PROVIDED TEXT

— Start —

Digital marketing moves so fast that thinking ahead is the only way to keep up. At ADM, we pay constant attention to the changing tech and policies to determine what they will mean for our clients in the near and distant future. At the dawn of 2025, Google is giving us a lot to consider.

From new AI integrations and product features to the uncertain status of cookies within Google’s ecosystem, it’s a very interesting time at Google Ads agencies. As we move into the new year, here are the 5 Google Ads trends we think SEM advertisers will need to consider when shaping their strategy for 2025 and beyond.

1. AI and new SERP features will raise questions about the future of traditional paid search

Looking at the search engine results page (SERP) today, it bears little resemblance to the text-heavy format it displayed just a few years ago. Google is working towards making the search engine results page (SERP) more visually-stimulating than ever before, with interactive shopping ads, brand profiles, and AI overviews. 

Some of these SERP updates have been slightly concerning for marketers, as they have significant impacts on the paid search experience. They push traditional text-only search results further down the page, and the AI overviews may answer some questions that advertisers may have been trying to bid on. 

There’s also uncertainty about how search ads will perform relative to the new features. Will a brand ad be less effective as a brand profile? Will longtail or question queries become irrelevant as AI overviews become more prominent and address user’s searches? These are the types of questions that marketers will need to find answers to as Google continues to integrate AI into the SERP experience. 

We expect some impacts to non-branded and branded search as the organic AI and paid relationship works itself out in the year to come. From our perspective, the last thing Google is going to do is interrupt its revenue stream from advertisers. We suspect the SERP ecosystem will retain a strong balance of organic content and sponsored ad opportunity to ensure the strongest user experience, but some adjustments will need to be made on the advertiser end to figure out the right approaches.

2. Advertisers will get an edge if they adopt Google’s newest features

Brands tend to see benefits when they adopt Google’s newest features—and we suspect that isn’t entirely because those features are better than what came before. Google wants to gather data on its latest marketing products quickly. ADM has a strong hunch that adopting these new features gives advertisers an added algorithmic edge in auctions, since those features have to perform in order to generate results—though it’s unlikely that Google will formally announce or acknowledge that. We recommend testing these features whenever possible. 

Some of the key rollouts from 2024 that we expect Google to prioritize in 2025 include:

  • Performance Max Enhancements: Performance Max campaigns received updates such as account-level negative keywording, campaign-level brand exclusions, and experiments to optimize campaign performance. Because of Performance Max’s outsized role in Google Ads today, it’s always crucial that brands have a strong understanding of how it is contributing to their bottom line and how its latest updates might affect their outcomes. It will inevitably be receiving more updates in 2025, and keeping up with those additional changes may be a struggle if you’ve already fallen behind.

— End —

DATA SHOWN
— Start —

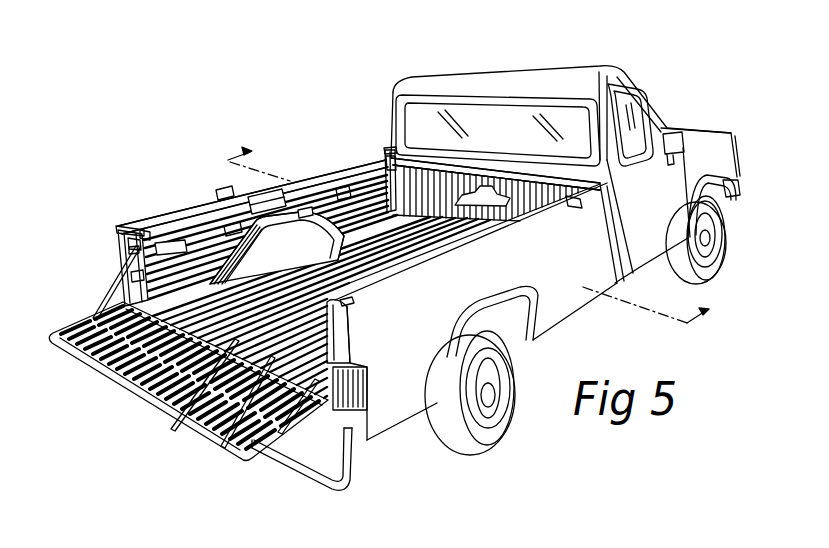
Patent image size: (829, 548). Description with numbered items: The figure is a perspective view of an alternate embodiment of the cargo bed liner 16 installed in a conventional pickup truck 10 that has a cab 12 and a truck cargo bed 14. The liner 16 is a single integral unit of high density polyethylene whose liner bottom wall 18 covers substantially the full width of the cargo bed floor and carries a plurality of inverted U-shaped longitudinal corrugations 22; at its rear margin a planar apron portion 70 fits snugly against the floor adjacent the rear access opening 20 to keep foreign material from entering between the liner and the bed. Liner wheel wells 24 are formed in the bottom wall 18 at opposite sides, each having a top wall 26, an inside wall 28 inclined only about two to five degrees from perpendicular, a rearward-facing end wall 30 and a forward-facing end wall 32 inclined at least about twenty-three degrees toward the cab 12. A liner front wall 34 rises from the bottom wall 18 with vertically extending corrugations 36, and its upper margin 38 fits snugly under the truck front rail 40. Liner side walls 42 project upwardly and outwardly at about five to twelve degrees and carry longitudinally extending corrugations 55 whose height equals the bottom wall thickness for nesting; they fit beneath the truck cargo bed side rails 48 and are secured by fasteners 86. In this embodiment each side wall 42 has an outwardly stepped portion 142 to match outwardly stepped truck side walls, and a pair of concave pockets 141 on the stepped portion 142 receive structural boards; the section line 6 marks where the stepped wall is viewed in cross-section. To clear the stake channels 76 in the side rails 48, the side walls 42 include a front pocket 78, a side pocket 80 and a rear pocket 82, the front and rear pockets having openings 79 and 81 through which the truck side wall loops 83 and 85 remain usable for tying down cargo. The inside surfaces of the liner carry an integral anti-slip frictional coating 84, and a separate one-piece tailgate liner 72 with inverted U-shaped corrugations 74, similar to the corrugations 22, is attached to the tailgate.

— End —

EXERCISE REQUIREMENTS
(a) In the passage on Google Ads trends, translate this sentence into Spanish: "We recommend testing these features whenever possible."
(b) Pick up the passage on Google Ads trends at its final sentence and write the next part.
The listing comes from a source unrelated to the passage on Google Ads trends.

ANSWERS
(a) Recomendamos probar estas funciones siempre que sea posible.

(b)
  • AI-Generated Product Visualizations: Google introduced generative AI features that help retailers create new ways for advertisers to present their products and give shoppers a deeper online shopping experience. These updates include: Leveraging AI to visualize how clothing might fit different body types without additional photography, creating new seamless AI-generated images that have a variety of backgrounds behind the product, and layering on video as a function of the shopping ad on the SERP. 
  • Profit-focused bidding strategies aim to maximize overall profitability rather than just clicks, conversions, or return on ad spend (ROAS). These strategies integrate cost, revenue, and margin data to optimize for net profit, making them ideal for businesses seeking to grow bottom-line results. All brands want to impact their bottom line effectively. ROAS was the closest bid strategy to optimizing for margin until profit bidding rolled out this year. When used effectively, this bid strategy could have the largest impact to revenue for clients in 2025. 

3. Cookies will decline even further—even if Google hasn’t technically gotten rid of them

The evolving role of cookies will be another major SEM trend for 2025. After threatening to do so for years, Google finally started to remove third-party cookies from its Chrome browser early in 2024. It must not have liked what it saw in that gradual rollout, however, because in July it suddenly reversed course and announced that the cookies would remain. For now.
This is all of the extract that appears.